→ Task objective
Print the listing below line for line, leaving out the picture.

→ Recorded data
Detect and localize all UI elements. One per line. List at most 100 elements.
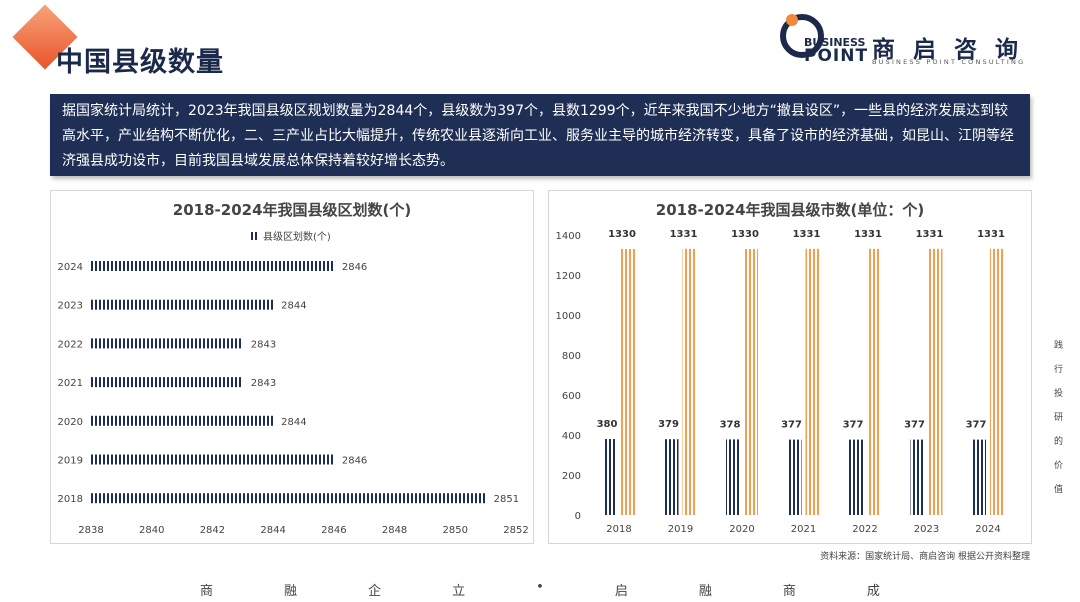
x-category-label: 2024 [975,524,1000,535]
bar-县级市-2018 [603,439,617,515]
y-tick-label: 200 [562,471,581,482]
bar-value-label: 377 [843,420,864,431]
bar-value-label: 377 [781,420,802,431]
bar-县级市-2024 [972,439,986,515]
y-category-label: 2024 [58,262,83,273]
bar-value-label: 378 [720,419,741,430]
bar-县-2022 [867,248,881,516]
bar-value-label: 2846 [342,456,367,467]
county-city-chart-panel: 2018-2024年我国县级市数(单位：个) 0 200 400 600 800 1000 1… [548,190,1032,544]
slogan-char: 商 [200,584,214,599]
y-tick-label: 1400 [556,231,581,242]
slogan-char: 融 [284,584,298,599]
bar-value-label: 377 [904,420,925,431]
county-division-chart-panel: 2018-2024年我国县级区划数(个) 县级区划数(个) 2838 2840 2842… [50,190,534,544]
logo-ring [780,14,824,58]
x-category-label: 2023 [914,524,939,535]
bar-2019 [91,454,334,465]
bar-县级市-2019 [664,439,679,515]
side-char: 行 [1054,365,1064,375]
bar-value-label: 2844 [281,301,306,312]
side-char: 值 [1054,485,1064,495]
bar-value-label: 1331 [977,229,1005,240]
y-tick-label: 0 [575,511,581,522]
bar-value-label: 2843 [251,339,276,350]
x-tick-label: 2850 [443,525,468,536]
side-char: 的 [1054,437,1064,447]
intro-text: 据国家统计局统计，2023年我国县级区规划数量为2844个，县级数为397个，县… [62,103,1014,169]
y-tick-label: 1000 [556,311,581,322]
bar-value-label: 379 [658,419,679,430]
bar-县-2020 [744,249,758,515]
bar-2022 [91,338,243,349]
x-category-label: 2019 [668,524,693,535]
y-category-label: 2020 [58,417,83,428]
y-tick-label: 800 [562,351,581,362]
chart-title: 2018-2024年我国县级市数(单位：个) [656,201,924,219]
intro-text-box: 据国家统计局统计，2023年我国县级区规划数量为2844个，县级数为397个，县… [50,94,1030,176]
page-title: 中国县级数量 [56,47,224,78]
bar-value-label: 2851 [494,494,519,505]
x-category-label: 2018 [606,524,631,535]
side-char: 投 [1054,389,1064,399]
county-division-chart: 2018-2024年我国县级区划数(个) 县级区划数(个) 2838 2840 2842… [58,201,529,536]
y-category-label: 2021 [58,378,83,389]
brand-logo: BUSINESS POINT 商启咨询 BUSINESS POINT CONSU… [780,12,1060,72]
x-tick-label: 2848 [382,525,407,536]
bar-value-label: 1330 [731,229,759,240]
side-char: 践 [1054,341,1064,351]
bar-2018 [91,493,486,504]
logo-cn: 商启咨询 [872,37,1036,63]
side-char: 研 [1054,413,1064,423]
bar-value-label: 1331 [854,229,882,240]
bar-value-label: 2843 [251,378,276,389]
legend-swatch [251,232,259,240]
y-tick-label: 400 [562,431,581,442]
bar-县级市-2022 [849,439,863,515]
bar-value-label: 1331 [793,229,821,240]
bar-value-label: 1331 [916,229,944,240]
y-category-label: 2019 [58,456,83,467]
bar-2023 [91,299,274,310]
bar-县级市-2020 [726,439,740,515]
slogan-char: 企 [368,584,382,599]
chart-title: 2018-2024年我国县级区划数(个) [173,201,411,219]
x-tick-label: 2838 [78,525,103,536]
legend-label: 县级区划数(个) [263,230,331,243]
slogan-char: 商 [782,584,796,599]
bar-县-2018 [621,249,635,515]
bar-2020 [91,415,274,426]
bar-县级市-2023 [910,439,925,515]
side-char: 价 [1054,461,1064,471]
bar-value-label: 1330 [608,229,636,240]
bar-县-2021 [805,248,820,516]
bar-县级市-2021 [787,439,802,515]
footer-slogan: 商 融 企 立 • 启 融 商 成 [200,580,880,599]
x-tick-label: 2842 [200,525,225,536]
logo-line1: BUSINESS [804,36,866,49]
logo-line2: POINT [804,46,869,66]
bar-value-label: 377 [966,420,987,431]
bar-2021 [91,377,243,388]
y-category-label: 2018 [58,494,83,505]
x-tick-label: 2844 [260,525,285,536]
bar-value-label: 2846 [342,262,367,273]
data-source: 资料来源：国家统计局、商启咨询 根据公开资料整理 [820,552,1030,562]
bar-value-label: 2844 [281,417,306,428]
logo-en: BUSINESS POINT CONSULTING [872,58,1026,66]
bar-县-2023 [928,248,943,516]
logo-dot [786,14,798,26]
bar-value-label: 380 [597,419,618,430]
y-tick-label: 1200 [556,271,581,282]
x-tick-label: 2840 [139,525,164,536]
slogan-char: 成 [866,584,880,599]
x-tick-label: 2846 [321,525,346,536]
county-city-chart: 2018-2024年我国县级市数(单位：个) 0 200 400 600 800 1000 1… [556,201,1005,535]
y-category-label: 2023 [58,301,83,312]
bar-2024 [91,261,334,271]
bar-value-label: 1331 [670,229,698,240]
x-category-label: 2021 [791,524,816,535]
slogan-char: 融 [698,584,712,599]
slogan-char: 立 [452,584,466,599]
slogan-char: • [536,580,544,595]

→ Solution for this exercise
Detect and localize all UI elements. One per line. List at most 100 elements.
x-category-label: 2024 [975,524,1000,535]
bar-县级市-2018 [603,439,617,515]
y-tick-label: 200 [562,471,581,482]
bar-value-label: 377 [843,420,864,431]
bar-value-label: 377 [781,420,802,431]
bar-县级市-2024 [972,439,986,515]
y-category-label: 2024 [58,262,83,273]
bar-value-label: 378 [720,419,741,430]
bar-县-2022 [867,248,881,516]
bar-value-label: 2846 [342,456,367,467]
county-city-chart-panel: 2018-2024年我国县级市数(单位：个) 0 200 400 600 800 1000 1… [548,190,1032,544]
slogan-char: 商 [200,584,214,599]
y-tick-label: 1400 [556,231,581,242]
slogan-char: 融 [284,584,298,599]
bar-value-label: 377 [904,420,925,431]
county-division-chart-panel: 2018-2024年我国县级区划数(个) 县级区划数(个) 2838 2840 2842… [50,190,534,544]
logo-ring [780,14,824,58]
x-category-label: 2023 [914,524,939,535]
bar-2019 [91,454,334,465]
bar-县级市-2019 [664,439,679,515]
side-char: 行 [1054,365,1064,375]
bar-value-label: 2844 [281,301,306,312]
side-char: 值 [1054,485,1064,495]
bar-value-label: 1331 [977,229,1005,240]
y-tick-label: 0 [575,511,581,522]
bar-value-label: 2843 [251,339,276,350]
x-tick-label: 2850 [443,525,468,536]
side-char: 的 [1054,437,1064,447]
intro-text: 据国家统计局统计，2023年我国县级区规划数量为2844个，县级数为397个，县… [62,103,1014,169]
y-tick-label: 1000 [556,311,581,322]
bar-value-label: 379 [658,419,679,430]
bar-县-2020 [744,249,758,515]
bar-2022 [91,338,243,349]
x-category-label: 2019 [668,524,693,535]
y-category-label: 2020 [58,417,83,428]
y-tick-label: 800 [562,351,581,362]
chart-title: 2018-2024年我国县级市数(单位：个) [656,201,924,219]
intro-text-box: 据国家统计局统计，2023年我国县级区规划数量为2844个，县级数为397个，县… [50,94,1030,176]
page-title: 中国县级数量 [56,47,224,78]
bar-value-label: 2851 [494,494,519,505]
x-category-label: 2018 [606,524,631,535]
side-char: 投 [1054,389,1064,399]
county-division-chart: 2018-2024年我国县级区划数(个) 县级区划数(个) 2838 2840 2842… [58,201,529,536]
y-category-label: 2021 [58,378,83,389]
brand-logo: BUSINESS POINT 商启咨询 BUSINESS POINT CONSU… [780,12,1060,72]
x-tick-label: 2848 [382,525,407,536]
bar-value-label: 1330 [731,229,759,240]
side-char: 践 [1054,341,1064,351]
bar-2018 [91,493,486,504]
logo-cn: 商启咨询 [872,37,1036,63]
side-char: 研 [1054,413,1064,423]
bar-value-label: 1331 [854,229,882,240]
bar-value-label: 2843 [251,378,276,389]
legend-swatch [251,232,259,240]
y-tick-label: 400 [562,431,581,442]
bar-县级市-2022 [849,439,863,515]
bar-value-label: 1331 [793,229,821,240]
bar-value-label: 1331 [916,229,944,240]
y-category-label: 2019 [58,456,83,467]
bar-2023 [91,299,274,310]
bar-县级市-2020 [726,439,740,515]
slogan-char: 企 [368,584,382,599]
chart-title: 2018-2024年我国县级区划数(个) [173,201,411,219]
x-tick-label: 2838 [78,525,103,536]
legend-label: 县级区划数(个) [263,230,331,243]
slogan-char: 商 [782,584,796,599]
bar-县-2018 [621,249,635,515]
bar-2020 [91,415,274,426]
bar-县级市-2023 [910,439,925,515]
side-char: 价 [1054,461,1064,471]
bar-value-label: 1330 [608,229,636,240]
bar-县-2021 [805,248,820,516]
bar-县级市-2021 [787,439,802,515]
footer-slogan: 商 融 企 立 • 启 融 商 成 [200,580,880,599]
x-tick-label: 2842 [200,525,225,536]
logo-line1: BUSINESS [804,36,866,49]
logo-line2: POINT [804,46,869,66]
bar-value-label: 377 [966,420,987,431]
bar-2021 [91,377,243,388]
y-category-label: 2018 [58,494,83,505]
x-tick-label: 2844 [260,525,285,536]
bar-value-label: 2846 [342,262,367,273]
data-source: 资料来源：国家统计局、商启咨询 根据公开资料整理 [820,552,1030,562]
bar-value-label: 2844 [281,417,306,428]
logo-en: BUSINESS POINT CONSULTING [872,58,1026,66]
bar-县-2023 [928,248,943,516]
logo-dot [786,14,798,26]
bar-value-label: 380 [597,419,618,430]
y-tick-label: 1200 [556,271,581,282]
x-tick-label: 2840 [139,525,164,536]
slogan-char: 成 [866,584,880,599]
x-tick-label: 2846 [321,525,346,536]
county-city-chart: 2018-2024年我国县级市数(单位：个) 0 200 400 600 800 1000 1… [556,201,1005,535]
y-category-label: 2023 [58,301,83,312]
bar-2024 [91,261,334,271]
bar-value-label: 1331 [670,229,698,240]
x-category-label: 2021 [791,524,816,535]
slogan-char: 融 [698,584,712,599]
slogan-char: 立 [452,584,466,599]
slogan-char: • [536,580,544,595]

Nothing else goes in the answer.